Stored items from a collection
━━━━━━━━
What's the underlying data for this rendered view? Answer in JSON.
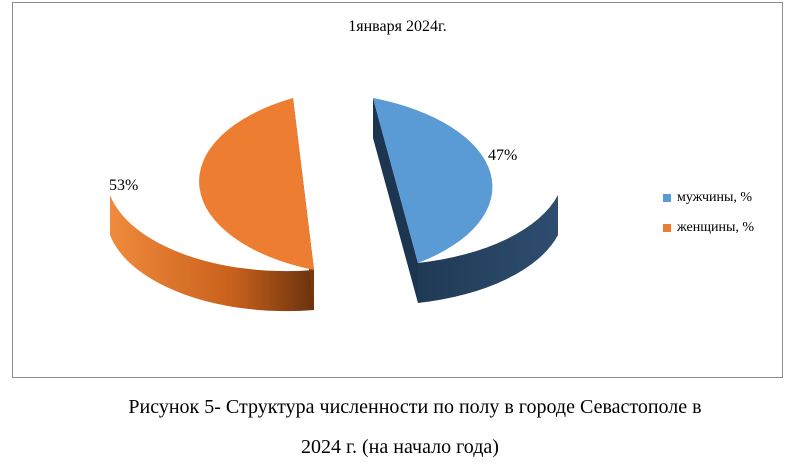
{
  "chart_data": {
    "type": "pie",
    "title": "1января 2024г.",
    "categories": [
      "мужчины, %",
      "женщины, %"
    ],
    "values": [
      47,
      53
    ],
    "data_labels": [
      "47%",
      "53%"
    ],
    "legend_position": "right",
    "colors": [
      "#5b9bd5",
      "#ed7d31"
    ],
    "exploded": true,
    "three_d": true
  },
  "caption": {
    "line1": "Рисунок 5- Структура численности по полу в городе Севастополе в",
    "line2": "2024 г. (на начало года)"
  }
}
━━━━━━━━
● **Requirements**
Each entry above is to be written out again unchanged, apart from the pictures, which are left out.

● **Final result**
What's the underlying data for this rendered view? Answer in JSON.
{
  "chart_data": {
    "type": "pie",
    "title": "1января 2024г.",
    "categories": [
      "мужчины, %",
      "женщины, %"
    ],
    "values": [
      47,
      53
    ],
    "data_labels": [
      "47%",
      "53%"
    ],
    "legend_position": "right",
    "colors": [
      "#5b9bd5",
      "#ed7d31"
    ],
    "exploded": true,
    "three_d": true
  },
  "caption": {
    "line1": "Рисунок 5- Структура численности по полу в городе Севастополе в",
    "line2": "2024 г. (на начало года)"
  }
}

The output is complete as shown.